**PROBLEM**
Set out every line bearing the string "icon".
# Start of DATA ROWS
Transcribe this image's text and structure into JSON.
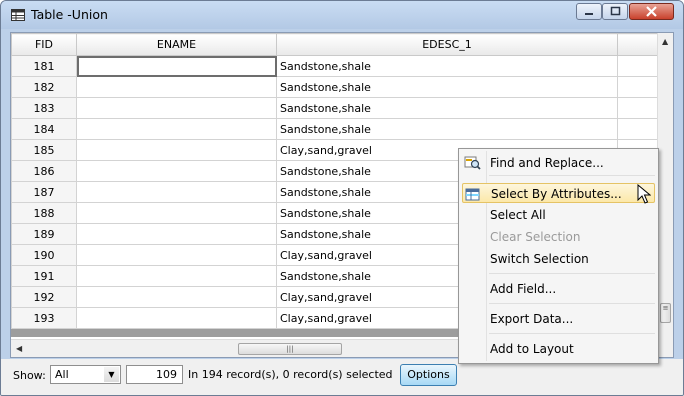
{
  "window": {
    "title": "Table -Union"
  },
  "table": {
    "columns": [
      "FID",
      "ENAME",
      "EDESC_1"
    ],
    "rows": [
      {
        "fid": "181",
        "ename": "",
        "edesc": "Sandstone,shale"
      },
      {
        "fid": "182",
        "ename": "",
        "edesc": "Sandstone,shale"
      },
      {
        "fid": "183",
        "ename": "",
        "edesc": "Sandstone,shale"
      },
      {
        "fid": "184",
        "ename": "",
        "edesc": "Sandstone,shale"
      },
      {
        "fid": "185",
        "ename": "",
        "edesc": "Clay,sand,gravel"
      },
      {
        "fid": "186",
        "ename": "",
        "edesc": "Sandstone,shale"
      },
      {
        "fid": "187",
        "ename": "",
        "edesc": "Sandstone,shale"
      },
      {
        "fid": "188",
        "ename": "",
        "edesc": "Sandstone,shale"
      },
      {
        "fid": "189",
        "ename": "",
        "edesc": "Sandstone,shale"
      },
      {
        "fid": "190",
        "ename": "",
        "edesc": "Clay,sand,gravel"
      },
      {
        "fid": "191",
        "ename": "",
        "edesc": "Sandstone,shale"
      },
      {
        "fid": "192",
        "ename": "",
        "edesc": "Clay,sand,gravel"
      },
      {
        "fid": "193",
        "ename": "",
        "edesc": "Clay,sand,gravel"
      }
    ]
  },
  "statusbar": {
    "show_label": "Show:",
    "show_value": "All",
    "current_record": "109",
    "record_info": "In 194 record(s), 0 record(s) selected",
    "options_label": "Options"
  },
  "context_menu": {
    "items": [
      {
        "label": "Find and Replace...",
        "icon": "find-replace-icon",
        "disabled": false,
        "highlighted": false
      },
      {
        "label": "Select By Attributes...",
        "icon": "select-by-attributes-icon",
        "disabled": false,
        "highlighted": true
      },
      {
        "label": "Select All",
        "disabled": false,
        "highlighted": false
      },
      {
        "label": "Clear Selection",
        "disabled": true,
        "highlighted": false
      },
      {
        "label": "Switch Selection",
        "disabled": false,
        "highlighted": false
      },
      {
        "label": "Add Field...",
        "disabled": false,
        "highlighted": false
      },
      {
        "label": "Export Data...",
        "disabled": false,
        "highlighted": false
      },
      {
        "label": "Add to Layout",
        "disabled": false,
        "highlighted": false
      }
    ]
  },
  "colors": {
    "title_bar": "#c0d4ed",
    "menu_highlight": "#fce8a9",
    "options_button": "#a7d9f5"
  }
}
# End of DATA ROWS
**PROBLEM SOLUTION**
        "icon": "find-replace-icon",
        "icon": "select-by-attributes-icon",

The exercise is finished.